__Aim__. All of the records below should be output exactly.

--- begin Records provided ---

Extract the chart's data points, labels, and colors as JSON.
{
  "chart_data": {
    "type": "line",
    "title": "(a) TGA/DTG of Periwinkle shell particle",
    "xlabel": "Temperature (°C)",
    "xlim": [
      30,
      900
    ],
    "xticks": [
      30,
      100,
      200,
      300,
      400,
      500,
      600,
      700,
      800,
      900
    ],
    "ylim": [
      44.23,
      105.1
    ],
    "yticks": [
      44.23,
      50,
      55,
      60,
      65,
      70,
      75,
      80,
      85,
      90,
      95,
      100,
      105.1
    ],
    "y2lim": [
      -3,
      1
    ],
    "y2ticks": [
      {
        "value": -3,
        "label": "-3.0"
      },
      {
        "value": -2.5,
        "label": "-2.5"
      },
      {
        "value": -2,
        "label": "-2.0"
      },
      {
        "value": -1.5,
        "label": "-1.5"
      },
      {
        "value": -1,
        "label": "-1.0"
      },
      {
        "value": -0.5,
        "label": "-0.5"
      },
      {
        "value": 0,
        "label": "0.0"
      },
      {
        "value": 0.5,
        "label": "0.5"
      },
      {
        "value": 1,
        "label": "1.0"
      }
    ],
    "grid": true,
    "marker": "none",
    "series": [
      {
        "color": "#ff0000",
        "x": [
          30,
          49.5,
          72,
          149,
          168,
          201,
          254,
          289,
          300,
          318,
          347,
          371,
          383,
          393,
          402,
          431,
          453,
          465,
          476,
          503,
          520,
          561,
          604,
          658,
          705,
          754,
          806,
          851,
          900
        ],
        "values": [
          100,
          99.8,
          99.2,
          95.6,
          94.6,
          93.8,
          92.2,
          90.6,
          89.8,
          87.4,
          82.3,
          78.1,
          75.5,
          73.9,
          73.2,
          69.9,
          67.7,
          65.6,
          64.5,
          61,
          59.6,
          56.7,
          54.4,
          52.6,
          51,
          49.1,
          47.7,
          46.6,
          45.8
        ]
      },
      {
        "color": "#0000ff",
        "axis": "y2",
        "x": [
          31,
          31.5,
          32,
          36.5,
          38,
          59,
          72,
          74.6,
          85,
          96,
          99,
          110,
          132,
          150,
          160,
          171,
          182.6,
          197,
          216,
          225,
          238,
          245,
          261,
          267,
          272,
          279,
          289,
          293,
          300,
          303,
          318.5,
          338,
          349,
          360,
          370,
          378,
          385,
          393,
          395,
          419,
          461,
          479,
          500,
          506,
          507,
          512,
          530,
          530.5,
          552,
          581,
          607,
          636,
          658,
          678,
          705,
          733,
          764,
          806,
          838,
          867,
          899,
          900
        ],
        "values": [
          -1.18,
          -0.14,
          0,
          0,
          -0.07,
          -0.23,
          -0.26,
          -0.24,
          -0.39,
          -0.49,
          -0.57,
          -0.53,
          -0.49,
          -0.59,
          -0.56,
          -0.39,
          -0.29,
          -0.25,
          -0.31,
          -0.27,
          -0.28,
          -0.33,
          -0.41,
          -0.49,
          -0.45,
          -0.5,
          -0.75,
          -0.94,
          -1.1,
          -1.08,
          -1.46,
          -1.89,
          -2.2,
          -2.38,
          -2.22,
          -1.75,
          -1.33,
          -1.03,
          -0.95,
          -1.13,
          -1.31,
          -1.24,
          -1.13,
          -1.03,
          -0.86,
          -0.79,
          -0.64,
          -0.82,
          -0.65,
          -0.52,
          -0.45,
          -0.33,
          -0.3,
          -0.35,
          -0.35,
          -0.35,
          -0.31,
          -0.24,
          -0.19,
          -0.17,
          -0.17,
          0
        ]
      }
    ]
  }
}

--- end Records provided ---

__Answer to the task__.
Extract the chart's data points, labels, and colors as JSON.
{
  "chart_data": {
    "type": "line",
    "title": "(a) TGA/DTG of Periwinkle shell particle",
    "xlabel": "Temperature (°C)",
    "xlim": [
      30,
      900
    ],
    "xticks": [
      30,
      100,
      200,
      300,
      400,
      500,
      600,
      700,
      800,
      900
    ],
    "ylim": [
      44.23,
      105.1
    ],
    "yticks": [
      44.23,
      50,
      55,
      60,
      65,
      70,
      75,
      80,
      85,
      90,
      95,
      100,
      105.1
    ],
    "y2lim": [
      -3,
      1
    ],
    "y2ticks": [
      {
        "value": -3,
        "label": "-3.0"
      },
      {
        "value": -2.5,
        "label": "-2.5"
      },
      {
        "value": -2,
        "label": "-2.0"
      },
      {
        "value": -1.5,
        "label": "-1.5"
      },
      {
        "value": -1,
        "label": "-1.0"
      },
      {
        "value": -0.5,
        "label": "-0.5"
      },
      {
        "value": 0,
        "label": "0.0"
      },
      {
        "value": 0.5,
        "label": "0.5"
      },
      {
        "value": 1,
        "label": "1.0"
      }
    ],
    "grid": true,
    "marker": "none",
    "series": [
      {
        "color": "#ff0000",
        "x": [
          30,
          49.5,
          72,
          149,
          168,
          201,
          254,
          289,
          300,
          318,
          347,
          371,
          383,
          393,
          402,
          431,
          453,
          465,
          476,
          503,
          520,
          561,
          604,
          658,
          705,
          754,
          806,
          851,
          900
        ],
        "values": [
          100,
          99.8,
          99.2,
          95.6,
          94.6,
          93.8,
          92.2,
          90.6,
          89.8,
          87.4,
          82.3,
          78.1,
          75.5,
          73.9,
          73.2,
          69.9,
          67.7,
          65.6,
          64.5,
          61,
          59.6,
          56.7,
          54.4,
          52.6,
          51,
          49.1,
          47.7,
          46.6,
          45.8
        ]
      },
      {
        "color": "#0000ff",
        "axis": "y2",
        "x": [
          31,
          31.5,
          32,
          36.5,
          38,
          59,
          72,
          74.6,
          85,
          96,
          99,
          110,
          132,
          150,
          160,
          171,
          182.6,
          197,
          216,
          225,
          238,
          245,
          261,
          267,
          272,
          279,
          289,
          293,
          300,
          303,
          318.5,
          338,
          349,
          360,
          370,
          378,
          385,
          393,
          395,
          419,
          461,
          479,
          500,
          506,
          507,
          512,
          530,
          530.5,
          552,
          581,
          607,
          636,
          658,
          678,
          705,
          733,
          764,
          806,
          838,
          867,
          899,
          900
        ],
        "values": [
          -1.18,
          -0.14,
          0,
          0,
          -0.07,
          -0.23,
          -0.26,
          -0.24,
          -0.39,
          -0.49,
          -0.57,
          -0.53,
          -0.49,
          -0.59,
          -0.56,
          -0.39,
          -0.29,
          -0.25,
          -0.31,
          -0.27,
          -0.28,
          -0.33,
          -0.41,
          -0.49,
          -0.45,
          -0.5,
          -0.75,
          -0.94,
          -1.1,
          -1.08,
          -1.46,
          -1.89,
          -2.2,
          -2.38,
          -2.22,
          -1.75,
          -1.33,
          -1.03,
          -0.95,
          -1.13,
          -1.31,
          -1.24,
          -1.13,
          -1.03,
          -0.86,
          -0.79,
          -0.64,
          -0.82,
          -0.65,
          -0.52,
          -0.45,
          -0.33,
          -0.3,
          -0.35,
          -0.35,
          -0.35,
          -0.31,
          -0.24,
          -0.19,
          -0.17,
          -0.17,
          0
        ]
      }
    ]
  }
}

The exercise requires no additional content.